EXERCISE PROMPT » Look through the data and write out every line with the word "CBOE" in it.

-- RECORDS PROVIDED start --

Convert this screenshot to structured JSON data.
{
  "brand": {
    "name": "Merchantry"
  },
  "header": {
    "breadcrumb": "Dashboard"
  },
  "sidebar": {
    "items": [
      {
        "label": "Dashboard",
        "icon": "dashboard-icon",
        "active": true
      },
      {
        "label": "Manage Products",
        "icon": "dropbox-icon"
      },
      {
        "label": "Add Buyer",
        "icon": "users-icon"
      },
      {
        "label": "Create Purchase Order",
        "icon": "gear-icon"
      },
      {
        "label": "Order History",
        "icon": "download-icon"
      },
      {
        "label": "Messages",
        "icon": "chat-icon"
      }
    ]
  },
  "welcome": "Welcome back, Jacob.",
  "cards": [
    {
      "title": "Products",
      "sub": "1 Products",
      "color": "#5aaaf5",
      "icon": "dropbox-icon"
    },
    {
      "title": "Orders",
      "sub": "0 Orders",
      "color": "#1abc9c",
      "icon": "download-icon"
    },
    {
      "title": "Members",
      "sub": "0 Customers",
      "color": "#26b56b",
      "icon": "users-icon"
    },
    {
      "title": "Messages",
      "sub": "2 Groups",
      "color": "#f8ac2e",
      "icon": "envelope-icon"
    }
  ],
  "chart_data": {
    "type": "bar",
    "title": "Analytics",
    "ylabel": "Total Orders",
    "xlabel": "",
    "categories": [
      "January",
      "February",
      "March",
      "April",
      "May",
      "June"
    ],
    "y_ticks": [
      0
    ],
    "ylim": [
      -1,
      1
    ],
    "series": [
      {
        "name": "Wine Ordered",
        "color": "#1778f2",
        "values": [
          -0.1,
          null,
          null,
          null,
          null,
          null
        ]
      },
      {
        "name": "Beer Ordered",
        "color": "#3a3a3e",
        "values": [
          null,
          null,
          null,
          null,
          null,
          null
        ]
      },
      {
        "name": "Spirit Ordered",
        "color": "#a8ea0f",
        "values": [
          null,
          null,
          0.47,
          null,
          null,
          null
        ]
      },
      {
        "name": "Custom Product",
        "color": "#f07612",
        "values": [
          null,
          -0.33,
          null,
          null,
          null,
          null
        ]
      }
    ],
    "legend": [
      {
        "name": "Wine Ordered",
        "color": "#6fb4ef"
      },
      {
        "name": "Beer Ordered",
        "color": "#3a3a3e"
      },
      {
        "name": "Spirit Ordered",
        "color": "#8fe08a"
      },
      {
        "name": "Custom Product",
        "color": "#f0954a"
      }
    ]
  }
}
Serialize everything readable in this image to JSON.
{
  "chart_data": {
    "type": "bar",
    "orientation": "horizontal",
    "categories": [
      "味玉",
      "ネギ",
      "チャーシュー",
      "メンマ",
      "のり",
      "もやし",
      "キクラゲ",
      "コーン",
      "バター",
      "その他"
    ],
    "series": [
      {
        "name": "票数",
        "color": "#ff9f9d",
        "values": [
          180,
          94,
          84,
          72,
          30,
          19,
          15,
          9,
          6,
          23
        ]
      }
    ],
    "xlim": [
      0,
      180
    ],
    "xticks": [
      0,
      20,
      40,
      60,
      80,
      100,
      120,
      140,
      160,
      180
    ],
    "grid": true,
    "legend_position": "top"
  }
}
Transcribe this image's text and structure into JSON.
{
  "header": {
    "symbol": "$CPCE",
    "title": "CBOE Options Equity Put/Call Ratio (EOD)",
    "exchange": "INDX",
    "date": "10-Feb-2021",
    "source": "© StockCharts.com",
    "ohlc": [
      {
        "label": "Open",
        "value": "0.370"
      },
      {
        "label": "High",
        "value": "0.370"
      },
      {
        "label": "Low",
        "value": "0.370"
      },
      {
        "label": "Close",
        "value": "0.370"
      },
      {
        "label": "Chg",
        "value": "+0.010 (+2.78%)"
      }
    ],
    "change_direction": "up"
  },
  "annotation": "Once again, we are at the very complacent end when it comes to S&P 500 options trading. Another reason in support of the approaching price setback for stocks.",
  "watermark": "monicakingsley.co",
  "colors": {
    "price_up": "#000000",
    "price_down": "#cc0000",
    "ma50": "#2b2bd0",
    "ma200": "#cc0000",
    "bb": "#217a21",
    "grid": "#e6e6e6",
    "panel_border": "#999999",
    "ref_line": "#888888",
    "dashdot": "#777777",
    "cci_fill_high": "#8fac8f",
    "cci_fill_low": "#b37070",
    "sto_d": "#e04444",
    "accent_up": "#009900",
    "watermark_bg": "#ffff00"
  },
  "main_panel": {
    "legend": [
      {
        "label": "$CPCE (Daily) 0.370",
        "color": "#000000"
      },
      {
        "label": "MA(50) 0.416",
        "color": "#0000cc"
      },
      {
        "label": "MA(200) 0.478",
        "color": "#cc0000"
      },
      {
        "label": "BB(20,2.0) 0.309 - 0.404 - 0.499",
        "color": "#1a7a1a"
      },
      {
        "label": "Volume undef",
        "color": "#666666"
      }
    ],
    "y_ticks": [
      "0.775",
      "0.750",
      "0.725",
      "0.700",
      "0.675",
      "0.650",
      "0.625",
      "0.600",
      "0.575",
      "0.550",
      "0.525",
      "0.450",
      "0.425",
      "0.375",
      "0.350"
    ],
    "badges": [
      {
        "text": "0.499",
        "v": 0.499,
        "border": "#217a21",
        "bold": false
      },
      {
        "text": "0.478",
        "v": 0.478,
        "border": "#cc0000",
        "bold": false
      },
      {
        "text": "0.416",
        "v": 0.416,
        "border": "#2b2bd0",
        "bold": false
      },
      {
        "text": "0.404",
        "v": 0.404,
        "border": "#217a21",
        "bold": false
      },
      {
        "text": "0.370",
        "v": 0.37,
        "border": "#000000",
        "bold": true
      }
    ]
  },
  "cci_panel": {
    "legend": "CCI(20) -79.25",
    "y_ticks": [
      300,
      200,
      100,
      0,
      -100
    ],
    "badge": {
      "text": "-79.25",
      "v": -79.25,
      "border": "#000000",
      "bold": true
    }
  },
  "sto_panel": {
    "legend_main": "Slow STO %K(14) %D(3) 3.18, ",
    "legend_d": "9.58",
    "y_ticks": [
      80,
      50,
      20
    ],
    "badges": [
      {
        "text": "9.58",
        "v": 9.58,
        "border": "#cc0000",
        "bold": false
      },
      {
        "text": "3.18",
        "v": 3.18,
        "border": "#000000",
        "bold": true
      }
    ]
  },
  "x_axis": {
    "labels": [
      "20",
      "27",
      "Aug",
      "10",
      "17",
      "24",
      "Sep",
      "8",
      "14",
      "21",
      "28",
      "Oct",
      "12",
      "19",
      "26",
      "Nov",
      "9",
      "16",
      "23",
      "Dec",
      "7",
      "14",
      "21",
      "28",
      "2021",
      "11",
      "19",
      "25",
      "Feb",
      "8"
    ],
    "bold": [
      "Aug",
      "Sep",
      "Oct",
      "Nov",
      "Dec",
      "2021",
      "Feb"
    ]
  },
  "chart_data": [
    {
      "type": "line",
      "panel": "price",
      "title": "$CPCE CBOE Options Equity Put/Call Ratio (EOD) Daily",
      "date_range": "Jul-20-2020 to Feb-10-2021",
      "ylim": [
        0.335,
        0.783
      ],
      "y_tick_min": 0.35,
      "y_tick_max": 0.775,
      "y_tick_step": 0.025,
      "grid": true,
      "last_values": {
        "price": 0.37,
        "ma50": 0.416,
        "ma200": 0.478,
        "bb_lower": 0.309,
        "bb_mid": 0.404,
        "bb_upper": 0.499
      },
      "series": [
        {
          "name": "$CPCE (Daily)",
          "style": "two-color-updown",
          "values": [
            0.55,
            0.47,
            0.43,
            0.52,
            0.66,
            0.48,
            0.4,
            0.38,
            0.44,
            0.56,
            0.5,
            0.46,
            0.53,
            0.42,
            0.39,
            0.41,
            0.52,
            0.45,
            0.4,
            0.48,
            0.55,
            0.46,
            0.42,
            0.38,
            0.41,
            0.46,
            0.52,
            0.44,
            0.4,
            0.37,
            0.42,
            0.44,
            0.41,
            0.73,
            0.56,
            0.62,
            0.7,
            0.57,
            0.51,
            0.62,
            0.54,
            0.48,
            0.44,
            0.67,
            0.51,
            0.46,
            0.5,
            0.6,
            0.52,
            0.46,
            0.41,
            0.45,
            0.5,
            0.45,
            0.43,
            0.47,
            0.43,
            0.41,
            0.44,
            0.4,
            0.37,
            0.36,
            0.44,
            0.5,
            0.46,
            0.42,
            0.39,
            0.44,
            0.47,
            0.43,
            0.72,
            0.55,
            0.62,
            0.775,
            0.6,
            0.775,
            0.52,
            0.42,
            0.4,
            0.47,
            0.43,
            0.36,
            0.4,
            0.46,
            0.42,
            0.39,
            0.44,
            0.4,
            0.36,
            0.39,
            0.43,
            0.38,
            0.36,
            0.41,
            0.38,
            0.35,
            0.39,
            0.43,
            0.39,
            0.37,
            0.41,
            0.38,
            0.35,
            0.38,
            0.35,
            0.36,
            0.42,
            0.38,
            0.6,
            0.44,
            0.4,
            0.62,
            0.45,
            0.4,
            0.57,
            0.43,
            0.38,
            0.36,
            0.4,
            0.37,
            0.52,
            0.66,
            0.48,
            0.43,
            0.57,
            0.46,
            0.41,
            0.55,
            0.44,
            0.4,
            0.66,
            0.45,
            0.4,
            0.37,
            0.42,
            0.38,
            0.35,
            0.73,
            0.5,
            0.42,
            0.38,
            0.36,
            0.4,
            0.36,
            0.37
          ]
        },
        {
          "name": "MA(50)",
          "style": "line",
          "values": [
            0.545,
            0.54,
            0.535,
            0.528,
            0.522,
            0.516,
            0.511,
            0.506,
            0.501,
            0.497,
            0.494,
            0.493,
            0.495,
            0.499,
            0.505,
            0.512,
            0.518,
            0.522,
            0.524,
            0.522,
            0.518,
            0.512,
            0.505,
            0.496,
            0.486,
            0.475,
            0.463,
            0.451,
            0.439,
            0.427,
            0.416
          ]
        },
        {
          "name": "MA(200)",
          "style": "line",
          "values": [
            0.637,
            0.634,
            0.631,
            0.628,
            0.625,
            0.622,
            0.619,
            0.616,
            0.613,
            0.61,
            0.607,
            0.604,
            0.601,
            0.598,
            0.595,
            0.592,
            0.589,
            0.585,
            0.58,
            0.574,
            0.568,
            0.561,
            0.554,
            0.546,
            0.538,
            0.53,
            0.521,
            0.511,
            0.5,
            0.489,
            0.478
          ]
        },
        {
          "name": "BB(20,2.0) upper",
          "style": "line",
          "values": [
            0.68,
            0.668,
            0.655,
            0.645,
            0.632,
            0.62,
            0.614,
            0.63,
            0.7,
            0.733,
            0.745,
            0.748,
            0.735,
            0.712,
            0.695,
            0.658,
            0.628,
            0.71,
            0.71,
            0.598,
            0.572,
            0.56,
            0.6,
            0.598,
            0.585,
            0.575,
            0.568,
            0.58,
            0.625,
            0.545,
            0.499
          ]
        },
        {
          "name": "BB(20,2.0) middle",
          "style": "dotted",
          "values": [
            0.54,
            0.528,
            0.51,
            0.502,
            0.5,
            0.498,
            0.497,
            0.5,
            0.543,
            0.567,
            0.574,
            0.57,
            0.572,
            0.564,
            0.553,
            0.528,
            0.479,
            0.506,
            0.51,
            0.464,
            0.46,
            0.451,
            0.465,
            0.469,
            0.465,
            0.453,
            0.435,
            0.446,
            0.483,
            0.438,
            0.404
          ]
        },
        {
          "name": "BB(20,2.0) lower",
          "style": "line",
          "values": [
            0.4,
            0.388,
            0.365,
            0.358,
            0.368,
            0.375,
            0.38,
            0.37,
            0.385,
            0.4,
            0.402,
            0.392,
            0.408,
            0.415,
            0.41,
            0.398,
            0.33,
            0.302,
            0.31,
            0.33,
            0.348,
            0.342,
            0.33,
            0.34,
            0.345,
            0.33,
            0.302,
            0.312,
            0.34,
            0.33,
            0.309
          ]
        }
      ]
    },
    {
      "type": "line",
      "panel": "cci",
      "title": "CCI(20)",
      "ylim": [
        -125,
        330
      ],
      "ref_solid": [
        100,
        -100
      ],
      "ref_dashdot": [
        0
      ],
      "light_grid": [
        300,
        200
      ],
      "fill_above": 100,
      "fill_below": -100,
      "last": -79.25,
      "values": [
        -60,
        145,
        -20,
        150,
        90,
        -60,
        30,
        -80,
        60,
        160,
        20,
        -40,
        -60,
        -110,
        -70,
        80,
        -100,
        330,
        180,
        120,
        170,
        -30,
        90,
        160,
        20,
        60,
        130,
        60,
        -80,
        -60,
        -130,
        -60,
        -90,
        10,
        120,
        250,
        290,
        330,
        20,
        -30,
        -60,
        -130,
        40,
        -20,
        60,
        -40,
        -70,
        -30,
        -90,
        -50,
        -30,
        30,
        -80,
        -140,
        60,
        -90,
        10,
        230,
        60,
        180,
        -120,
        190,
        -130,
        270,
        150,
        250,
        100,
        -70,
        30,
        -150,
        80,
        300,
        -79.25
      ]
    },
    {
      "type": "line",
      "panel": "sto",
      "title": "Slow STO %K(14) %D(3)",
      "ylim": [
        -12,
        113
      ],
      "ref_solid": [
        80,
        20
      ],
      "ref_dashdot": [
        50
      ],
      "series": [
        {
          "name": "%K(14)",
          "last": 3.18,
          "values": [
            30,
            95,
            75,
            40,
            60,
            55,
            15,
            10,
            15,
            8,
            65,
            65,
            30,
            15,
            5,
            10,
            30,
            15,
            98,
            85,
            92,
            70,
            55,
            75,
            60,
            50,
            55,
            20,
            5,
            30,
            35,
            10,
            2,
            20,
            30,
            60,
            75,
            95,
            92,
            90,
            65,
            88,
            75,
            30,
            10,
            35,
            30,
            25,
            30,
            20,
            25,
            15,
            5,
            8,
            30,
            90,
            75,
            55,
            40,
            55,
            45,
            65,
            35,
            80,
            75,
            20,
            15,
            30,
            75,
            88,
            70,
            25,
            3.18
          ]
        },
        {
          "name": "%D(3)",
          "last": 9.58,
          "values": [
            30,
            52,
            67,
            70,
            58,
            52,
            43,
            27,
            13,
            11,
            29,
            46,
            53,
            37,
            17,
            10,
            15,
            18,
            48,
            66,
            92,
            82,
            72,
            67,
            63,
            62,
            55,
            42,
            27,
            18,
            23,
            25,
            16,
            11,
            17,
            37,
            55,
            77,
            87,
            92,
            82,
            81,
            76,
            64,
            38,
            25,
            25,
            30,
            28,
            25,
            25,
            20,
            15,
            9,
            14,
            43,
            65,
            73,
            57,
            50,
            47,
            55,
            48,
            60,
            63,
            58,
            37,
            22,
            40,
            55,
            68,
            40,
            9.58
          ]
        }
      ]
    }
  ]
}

-- RECORDS PROVIDED end --

OUTPUT OF THE EXERCISE »
    "title": "CBOE Options Equity Put/Call Ratio (EOD)",
      "title": "$CPCE CBOE Options Equity Put/Call Ratio (EOD) Daily",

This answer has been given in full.